======== Supplied material ========
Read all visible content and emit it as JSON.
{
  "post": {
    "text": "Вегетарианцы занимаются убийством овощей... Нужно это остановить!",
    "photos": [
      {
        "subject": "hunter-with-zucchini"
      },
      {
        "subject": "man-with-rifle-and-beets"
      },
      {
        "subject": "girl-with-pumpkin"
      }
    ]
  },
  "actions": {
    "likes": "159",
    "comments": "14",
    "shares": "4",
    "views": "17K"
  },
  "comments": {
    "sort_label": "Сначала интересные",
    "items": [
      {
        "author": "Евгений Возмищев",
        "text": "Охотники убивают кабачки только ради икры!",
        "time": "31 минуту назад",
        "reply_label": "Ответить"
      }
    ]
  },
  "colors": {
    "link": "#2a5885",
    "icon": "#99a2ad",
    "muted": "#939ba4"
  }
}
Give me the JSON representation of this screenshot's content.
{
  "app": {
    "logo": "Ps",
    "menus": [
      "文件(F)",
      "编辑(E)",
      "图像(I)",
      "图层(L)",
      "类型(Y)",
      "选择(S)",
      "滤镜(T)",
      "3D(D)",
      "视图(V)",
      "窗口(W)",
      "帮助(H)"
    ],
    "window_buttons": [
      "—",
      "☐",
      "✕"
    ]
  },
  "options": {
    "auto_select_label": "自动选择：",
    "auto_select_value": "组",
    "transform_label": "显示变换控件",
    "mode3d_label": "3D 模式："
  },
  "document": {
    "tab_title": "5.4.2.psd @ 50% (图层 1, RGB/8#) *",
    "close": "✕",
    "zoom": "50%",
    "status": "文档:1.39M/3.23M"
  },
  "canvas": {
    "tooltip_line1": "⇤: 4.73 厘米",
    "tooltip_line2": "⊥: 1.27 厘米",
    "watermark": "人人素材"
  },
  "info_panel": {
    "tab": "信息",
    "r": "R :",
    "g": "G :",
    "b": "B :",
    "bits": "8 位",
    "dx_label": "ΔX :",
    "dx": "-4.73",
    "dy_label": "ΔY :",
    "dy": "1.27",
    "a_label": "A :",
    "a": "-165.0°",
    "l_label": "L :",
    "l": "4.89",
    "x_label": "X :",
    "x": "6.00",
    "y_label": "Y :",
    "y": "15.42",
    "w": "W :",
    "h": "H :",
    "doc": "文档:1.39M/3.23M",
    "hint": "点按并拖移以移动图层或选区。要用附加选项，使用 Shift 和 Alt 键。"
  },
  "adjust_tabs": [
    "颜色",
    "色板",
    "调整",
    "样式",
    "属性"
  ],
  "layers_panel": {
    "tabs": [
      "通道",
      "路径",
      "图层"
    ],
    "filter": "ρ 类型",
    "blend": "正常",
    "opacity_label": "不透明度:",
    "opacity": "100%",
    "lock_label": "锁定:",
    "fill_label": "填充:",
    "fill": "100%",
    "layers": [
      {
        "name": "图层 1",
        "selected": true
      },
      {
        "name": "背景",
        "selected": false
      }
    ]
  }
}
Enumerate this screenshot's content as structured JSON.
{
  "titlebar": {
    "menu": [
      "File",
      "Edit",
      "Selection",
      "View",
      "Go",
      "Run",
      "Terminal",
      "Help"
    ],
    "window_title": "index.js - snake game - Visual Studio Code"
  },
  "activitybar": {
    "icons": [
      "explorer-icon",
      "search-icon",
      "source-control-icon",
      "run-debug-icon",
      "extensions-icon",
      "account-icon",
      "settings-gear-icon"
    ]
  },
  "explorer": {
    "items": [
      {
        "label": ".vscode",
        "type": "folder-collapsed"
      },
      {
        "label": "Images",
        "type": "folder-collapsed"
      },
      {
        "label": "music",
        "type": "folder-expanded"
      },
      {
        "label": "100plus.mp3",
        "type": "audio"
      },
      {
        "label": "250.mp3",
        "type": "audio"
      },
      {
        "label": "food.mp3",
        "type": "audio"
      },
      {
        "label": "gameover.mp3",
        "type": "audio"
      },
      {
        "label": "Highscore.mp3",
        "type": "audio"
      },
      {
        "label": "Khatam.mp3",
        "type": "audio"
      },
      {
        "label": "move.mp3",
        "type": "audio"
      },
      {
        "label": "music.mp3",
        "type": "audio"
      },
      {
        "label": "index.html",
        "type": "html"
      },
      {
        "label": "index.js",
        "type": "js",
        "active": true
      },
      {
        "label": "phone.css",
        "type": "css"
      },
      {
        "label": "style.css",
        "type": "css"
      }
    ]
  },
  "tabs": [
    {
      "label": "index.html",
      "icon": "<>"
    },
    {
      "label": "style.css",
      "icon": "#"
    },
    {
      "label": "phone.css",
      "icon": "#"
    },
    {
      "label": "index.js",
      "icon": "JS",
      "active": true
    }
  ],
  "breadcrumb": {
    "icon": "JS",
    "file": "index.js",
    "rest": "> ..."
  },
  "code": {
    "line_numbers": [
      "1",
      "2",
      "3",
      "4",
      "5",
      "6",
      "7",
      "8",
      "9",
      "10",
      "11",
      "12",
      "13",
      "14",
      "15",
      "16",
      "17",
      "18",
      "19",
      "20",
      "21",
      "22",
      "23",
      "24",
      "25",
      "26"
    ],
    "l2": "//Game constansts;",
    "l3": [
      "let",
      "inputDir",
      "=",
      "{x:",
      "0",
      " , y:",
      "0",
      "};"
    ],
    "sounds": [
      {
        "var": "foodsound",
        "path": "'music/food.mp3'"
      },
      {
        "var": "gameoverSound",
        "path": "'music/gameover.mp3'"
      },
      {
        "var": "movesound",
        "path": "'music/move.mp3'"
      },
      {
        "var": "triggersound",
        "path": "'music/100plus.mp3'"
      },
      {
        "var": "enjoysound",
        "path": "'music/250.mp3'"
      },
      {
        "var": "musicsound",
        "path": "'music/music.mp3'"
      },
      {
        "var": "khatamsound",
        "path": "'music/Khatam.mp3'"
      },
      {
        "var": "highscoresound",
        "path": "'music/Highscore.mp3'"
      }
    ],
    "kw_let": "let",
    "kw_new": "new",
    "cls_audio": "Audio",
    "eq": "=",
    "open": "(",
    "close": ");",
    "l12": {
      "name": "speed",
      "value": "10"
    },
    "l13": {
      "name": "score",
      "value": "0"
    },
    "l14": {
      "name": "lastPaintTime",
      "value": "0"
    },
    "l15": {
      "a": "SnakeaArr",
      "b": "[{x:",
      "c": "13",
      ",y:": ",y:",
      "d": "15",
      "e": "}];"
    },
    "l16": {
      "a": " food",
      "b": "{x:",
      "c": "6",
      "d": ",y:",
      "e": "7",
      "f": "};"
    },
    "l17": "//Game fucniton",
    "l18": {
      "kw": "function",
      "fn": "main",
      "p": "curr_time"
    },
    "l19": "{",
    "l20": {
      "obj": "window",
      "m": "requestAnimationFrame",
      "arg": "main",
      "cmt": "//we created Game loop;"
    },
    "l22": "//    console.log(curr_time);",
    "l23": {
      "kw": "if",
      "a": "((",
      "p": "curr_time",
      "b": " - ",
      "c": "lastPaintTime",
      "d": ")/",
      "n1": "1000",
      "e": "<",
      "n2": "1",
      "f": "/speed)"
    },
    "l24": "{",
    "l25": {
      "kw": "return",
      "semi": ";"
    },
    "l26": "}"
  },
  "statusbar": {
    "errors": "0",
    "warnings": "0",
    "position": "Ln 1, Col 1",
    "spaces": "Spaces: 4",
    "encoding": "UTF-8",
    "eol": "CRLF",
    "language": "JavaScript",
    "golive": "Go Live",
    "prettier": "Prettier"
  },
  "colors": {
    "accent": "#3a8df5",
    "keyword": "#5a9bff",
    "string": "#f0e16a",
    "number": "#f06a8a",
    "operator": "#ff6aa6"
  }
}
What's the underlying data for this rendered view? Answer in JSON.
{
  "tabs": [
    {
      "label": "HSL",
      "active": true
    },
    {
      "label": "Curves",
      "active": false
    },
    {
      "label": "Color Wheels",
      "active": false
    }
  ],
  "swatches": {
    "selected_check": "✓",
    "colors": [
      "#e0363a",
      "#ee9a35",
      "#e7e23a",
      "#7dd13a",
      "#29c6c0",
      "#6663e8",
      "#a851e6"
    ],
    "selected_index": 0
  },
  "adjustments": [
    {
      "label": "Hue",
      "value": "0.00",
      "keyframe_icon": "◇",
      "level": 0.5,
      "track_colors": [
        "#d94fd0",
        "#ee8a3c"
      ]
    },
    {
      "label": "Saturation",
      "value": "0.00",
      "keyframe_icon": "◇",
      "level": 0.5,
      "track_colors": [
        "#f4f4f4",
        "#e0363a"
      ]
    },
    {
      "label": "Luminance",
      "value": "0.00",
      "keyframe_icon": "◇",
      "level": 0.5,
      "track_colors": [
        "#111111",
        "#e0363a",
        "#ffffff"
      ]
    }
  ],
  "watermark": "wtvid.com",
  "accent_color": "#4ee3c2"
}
========
## Aim of the exercise
Look through the entries above; copy each line where the string "text" appears.

## Exercise solution
    "text": "Вегетарианцы занимаются убийством овощей... Нужно это остановить!",
        "text": "Охотники убивают кабачки только ради икры!",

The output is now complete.